### EXERCISE
The records below must be written out exactly, with every picture left behind.

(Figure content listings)

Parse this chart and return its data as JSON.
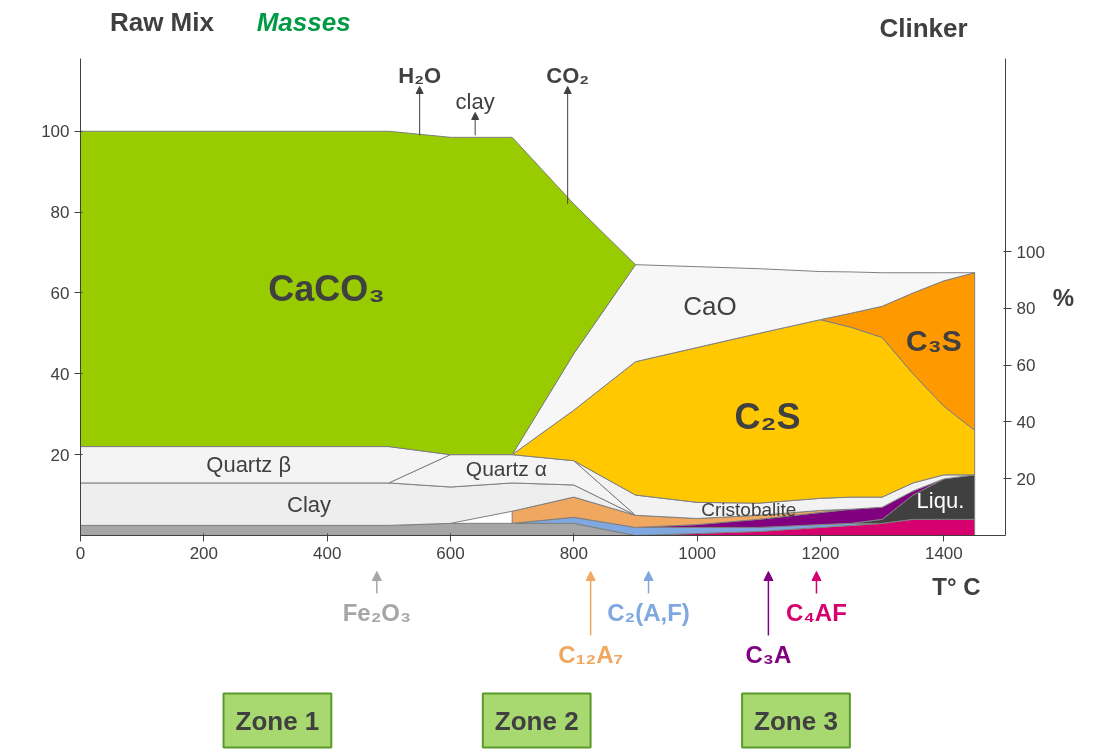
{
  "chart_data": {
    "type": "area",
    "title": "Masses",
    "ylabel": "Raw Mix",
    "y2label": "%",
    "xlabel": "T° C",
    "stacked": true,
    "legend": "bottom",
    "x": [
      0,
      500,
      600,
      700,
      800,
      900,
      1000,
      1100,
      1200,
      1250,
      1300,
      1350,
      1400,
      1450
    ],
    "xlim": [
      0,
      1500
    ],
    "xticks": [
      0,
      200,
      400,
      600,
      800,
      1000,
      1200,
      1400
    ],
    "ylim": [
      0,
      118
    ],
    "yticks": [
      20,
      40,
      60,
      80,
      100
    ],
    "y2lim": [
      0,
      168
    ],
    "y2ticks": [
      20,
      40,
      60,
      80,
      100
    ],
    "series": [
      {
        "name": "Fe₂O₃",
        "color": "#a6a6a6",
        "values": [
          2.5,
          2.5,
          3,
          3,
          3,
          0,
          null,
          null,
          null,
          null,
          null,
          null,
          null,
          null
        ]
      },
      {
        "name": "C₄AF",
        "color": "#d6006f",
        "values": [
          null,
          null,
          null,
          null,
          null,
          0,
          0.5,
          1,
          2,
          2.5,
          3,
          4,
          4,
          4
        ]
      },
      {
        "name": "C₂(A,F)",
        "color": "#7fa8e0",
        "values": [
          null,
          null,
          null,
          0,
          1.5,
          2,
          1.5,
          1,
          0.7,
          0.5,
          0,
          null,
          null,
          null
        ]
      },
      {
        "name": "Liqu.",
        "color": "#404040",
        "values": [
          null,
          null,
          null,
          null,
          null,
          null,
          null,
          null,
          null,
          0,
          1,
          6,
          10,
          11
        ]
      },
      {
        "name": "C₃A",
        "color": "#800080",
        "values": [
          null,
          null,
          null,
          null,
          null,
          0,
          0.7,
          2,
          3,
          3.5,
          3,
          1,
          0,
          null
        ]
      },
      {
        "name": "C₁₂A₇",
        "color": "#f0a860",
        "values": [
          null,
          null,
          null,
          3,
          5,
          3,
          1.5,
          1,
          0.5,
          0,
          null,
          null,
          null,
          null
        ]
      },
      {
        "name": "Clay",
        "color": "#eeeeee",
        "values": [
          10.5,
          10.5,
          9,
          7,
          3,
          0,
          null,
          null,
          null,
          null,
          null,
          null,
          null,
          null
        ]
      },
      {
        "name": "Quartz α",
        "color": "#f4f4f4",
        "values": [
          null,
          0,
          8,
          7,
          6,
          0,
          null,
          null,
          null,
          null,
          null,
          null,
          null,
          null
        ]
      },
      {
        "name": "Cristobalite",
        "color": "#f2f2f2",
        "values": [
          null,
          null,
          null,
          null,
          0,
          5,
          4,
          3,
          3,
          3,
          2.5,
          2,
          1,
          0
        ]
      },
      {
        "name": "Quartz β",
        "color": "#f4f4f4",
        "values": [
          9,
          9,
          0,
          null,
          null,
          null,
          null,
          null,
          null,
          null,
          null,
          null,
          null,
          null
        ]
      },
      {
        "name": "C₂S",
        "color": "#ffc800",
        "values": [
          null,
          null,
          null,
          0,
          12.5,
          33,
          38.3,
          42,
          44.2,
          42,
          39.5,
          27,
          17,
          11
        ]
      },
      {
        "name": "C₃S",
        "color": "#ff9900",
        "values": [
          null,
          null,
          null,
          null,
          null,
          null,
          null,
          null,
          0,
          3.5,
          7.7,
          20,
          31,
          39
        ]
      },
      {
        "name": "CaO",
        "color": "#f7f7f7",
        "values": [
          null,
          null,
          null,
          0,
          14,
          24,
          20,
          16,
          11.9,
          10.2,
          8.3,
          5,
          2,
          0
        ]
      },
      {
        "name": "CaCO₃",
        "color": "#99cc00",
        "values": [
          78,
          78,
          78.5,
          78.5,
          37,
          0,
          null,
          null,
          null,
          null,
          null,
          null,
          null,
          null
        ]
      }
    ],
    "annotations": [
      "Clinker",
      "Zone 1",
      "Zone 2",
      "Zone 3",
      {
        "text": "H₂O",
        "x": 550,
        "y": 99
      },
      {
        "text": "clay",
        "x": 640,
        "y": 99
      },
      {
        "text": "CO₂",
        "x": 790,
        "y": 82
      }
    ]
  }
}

### SOLUTION TO THIS PROBLEM
Parse this chart and return its data as JSON.
{
  "chart_data": {
    "type": "area",
    "title": "Masses",
    "ylabel": "Raw Mix",
    "y2label": "%",
    "xlabel": "T° C",
    "stacked": true,
    "legend": "bottom",
    "x": [
      0,
      500,
      600,
      700,
      800,
      900,
      1000,
      1100,
      1200,
      1250,
      1300,
      1350,
      1400,
      1450
    ],
    "xlim": [
      0,
      1500
    ],
    "xticks": [
      0,
      200,
      400,
      600,
      800,
      1000,
      1200,
      1400
    ],
    "ylim": [
      0,
      118
    ],
    "yticks": [
      20,
      40,
      60,
      80,
      100
    ],
    "y2lim": [
      0,
      168
    ],
    "y2ticks": [
      20,
      40,
      60,
      80,
      100
    ],
    "series": [
      {
        "name": "Fe₂O₃",
        "color": "#a6a6a6",
        "values": [
          2.5,
          2.5,
          3,
          3,
          3,
          0,
          null,
          null,
          null,
          null,
          null,
          null,
          null,
          null
        ]
      },
      {
        "name": "C₄AF",
        "color": "#d6006f",
        "values": [
          null,
          null,
          null,
          null,
          null,
          0,
          0.5,
          1,
          2,
          2.5,
          3,
          4,
          4,
          4
        ]
      },
      {
        "name": "C₂(A,F)",
        "color": "#7fa8e0",
        "values": [
          null,
          null,
          null,
          0,
          1.5,
          2,
          1.5,
          1,
          0.7,
          0.5,
          0,
          null,
          null,
          null
        ]
      },
      {
        "name": "Liqu.",
        "color": "#404040",
        "values": [
          null,
          null,
          null,
          null,
          null,
          null,
          null,
          null,
          null,
          0,
          1,
          6,
          10,
          11
        ]
      },
      {
        "name": "C₃A",
        "color": "#800080",
        "values": [
          null,
          null,
          null,
          null,
          null,
          0,
          0.7,
          2,
          3,
          3.5,
          3,
          1,
          0,
          null
        ]
      },
      {
        "name": "C₁₂A₇",
        "color": "#f0a860",
        "values": [
          null,
          null,
          null,
          3,
          5,
          3,
          1.5,
          1,
          0.5,
          0,
          null,
          null,
          null,
          null
        ]
      },
      {
        "name": "Clay",
        "color": "#eeeeee",
        "values": [
          10.5,
          10.5,
          9,
          7,
          3,
          0,
          null,
          null,
          null,
          null,
          null,
          null,
          null,
          null
        ]
      },
      {
        "name": "Quartz α",
        "color": "#f4f4f4",
        "values": [
          null,
          0,
          8,
          7,
          6,
          0,
          null,
          null,
          null,
          null,
          null,
          null,
          null,
          null
        ]
      },
      {
        "name": "Cristobalite",
        "color": "#f2f2f2",
        "values": [
          null,
          null,
          null,
          null,
          0,
          5,
          4,
          3,
          3,
          3,
          2.5,
          2,
          1,
          0
        ]
      },
      {
        "name": "Quartz β",
        "color": "#f4f4f4",
        "values": [
          9,
          9,
          0,
          null,
          null,
          null,
          null,
          null,
          null,
          null,
          null,
          null,
          null,
          null
        ]
      },
      {
        "name": "C₂S",
        "color": "#ffc800",
        "values": [
          null,
          null,
          null,
          0,
          12.5,
          33,
          38.3,
          42,
          44.2,
          42,
          39.5,
          27,
          17,
          11
        ]
      },
      {
        "name": "C₃S",
        "color": "#ff9900",
        "values": [
          null,
          null,
          null,
          null,
          null,
          null,
          null,
          null,
          0,
          3.5,
          7.7,
          20,
          31,
          39
        ]
      },
      {
        "name": "CaO",
        "color": "#f7f7f7",
        "values": [
          null,
          null,
          null,
          0,
          14,
          24,
          20,
          16,
          11.9,
          10.2,
          8.3,
          5,
          2,
          0
        ]
      },
      {
        "name": "CaCO₃",
        "color": "#99cc00",
        "values": [
          78,
          78,
          78.5,
          78.5,
          37,
          0,
          null,
          null,
          null,
          null,
          null,
          null,
          null,
          null
        ]
      }
    ],
    "annotations": [
      "Clinker",
      "Zone 1",
      "Zone 2",
      "Zone 3",
      {
        "text": "H₂O",
        "x": 550,
        "y": 99
      },
      {
        "text": "clay",
        "x": 640,
        "y": 99
      },
      {
        "text": "CO₂",
        "x": 790,
        "y": 82
      }
    ]
  }
}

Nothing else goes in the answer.